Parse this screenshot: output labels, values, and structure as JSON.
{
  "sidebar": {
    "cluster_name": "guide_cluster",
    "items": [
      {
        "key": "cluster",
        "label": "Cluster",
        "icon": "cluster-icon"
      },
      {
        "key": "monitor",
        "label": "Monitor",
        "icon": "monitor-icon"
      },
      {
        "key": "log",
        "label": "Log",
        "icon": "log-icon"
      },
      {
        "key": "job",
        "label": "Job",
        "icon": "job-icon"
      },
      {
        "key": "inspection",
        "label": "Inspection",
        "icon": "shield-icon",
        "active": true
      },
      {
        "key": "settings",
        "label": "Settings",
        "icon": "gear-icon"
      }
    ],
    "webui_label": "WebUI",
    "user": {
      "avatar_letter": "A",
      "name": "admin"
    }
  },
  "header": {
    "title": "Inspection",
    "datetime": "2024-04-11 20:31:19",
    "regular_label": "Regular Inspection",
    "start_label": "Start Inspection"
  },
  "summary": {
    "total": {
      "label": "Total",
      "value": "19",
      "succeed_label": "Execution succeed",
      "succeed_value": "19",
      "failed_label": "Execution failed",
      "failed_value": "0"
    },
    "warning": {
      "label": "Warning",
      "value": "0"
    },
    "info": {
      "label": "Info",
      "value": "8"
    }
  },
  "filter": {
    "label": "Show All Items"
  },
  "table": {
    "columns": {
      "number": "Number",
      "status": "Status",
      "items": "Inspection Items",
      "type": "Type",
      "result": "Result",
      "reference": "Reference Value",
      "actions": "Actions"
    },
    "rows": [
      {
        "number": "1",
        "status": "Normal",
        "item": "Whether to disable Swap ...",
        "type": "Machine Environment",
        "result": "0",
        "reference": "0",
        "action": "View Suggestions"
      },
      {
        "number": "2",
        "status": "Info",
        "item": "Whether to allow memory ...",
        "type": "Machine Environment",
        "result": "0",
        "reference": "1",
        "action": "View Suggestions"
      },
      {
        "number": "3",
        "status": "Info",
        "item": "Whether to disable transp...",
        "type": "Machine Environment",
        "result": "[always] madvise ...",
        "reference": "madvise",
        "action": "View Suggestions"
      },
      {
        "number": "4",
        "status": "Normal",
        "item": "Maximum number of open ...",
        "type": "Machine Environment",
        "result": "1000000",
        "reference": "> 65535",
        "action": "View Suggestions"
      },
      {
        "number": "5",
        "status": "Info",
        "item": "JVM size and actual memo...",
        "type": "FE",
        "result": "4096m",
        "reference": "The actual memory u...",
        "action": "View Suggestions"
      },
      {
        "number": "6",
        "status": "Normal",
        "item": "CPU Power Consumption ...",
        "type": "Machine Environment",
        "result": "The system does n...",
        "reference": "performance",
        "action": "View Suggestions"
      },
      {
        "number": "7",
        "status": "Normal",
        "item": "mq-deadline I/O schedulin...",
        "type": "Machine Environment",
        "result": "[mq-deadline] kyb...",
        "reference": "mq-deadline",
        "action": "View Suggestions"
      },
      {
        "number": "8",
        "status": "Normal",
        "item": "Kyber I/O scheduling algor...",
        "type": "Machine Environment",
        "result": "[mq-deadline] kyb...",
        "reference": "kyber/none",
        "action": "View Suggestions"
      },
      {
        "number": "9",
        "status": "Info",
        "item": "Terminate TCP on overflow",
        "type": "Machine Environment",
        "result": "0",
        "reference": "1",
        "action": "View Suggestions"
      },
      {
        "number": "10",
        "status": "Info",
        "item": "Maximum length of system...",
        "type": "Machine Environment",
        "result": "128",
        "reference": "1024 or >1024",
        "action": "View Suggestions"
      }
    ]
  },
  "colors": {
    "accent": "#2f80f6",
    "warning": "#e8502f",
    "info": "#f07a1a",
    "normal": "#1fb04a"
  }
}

• • • • •

**What is expected:** Where a line contains the string "Execution", extract that line.

**Right answer:**
      "succeed_label": "Execution succeed",
      "failed_label": "Execution failed",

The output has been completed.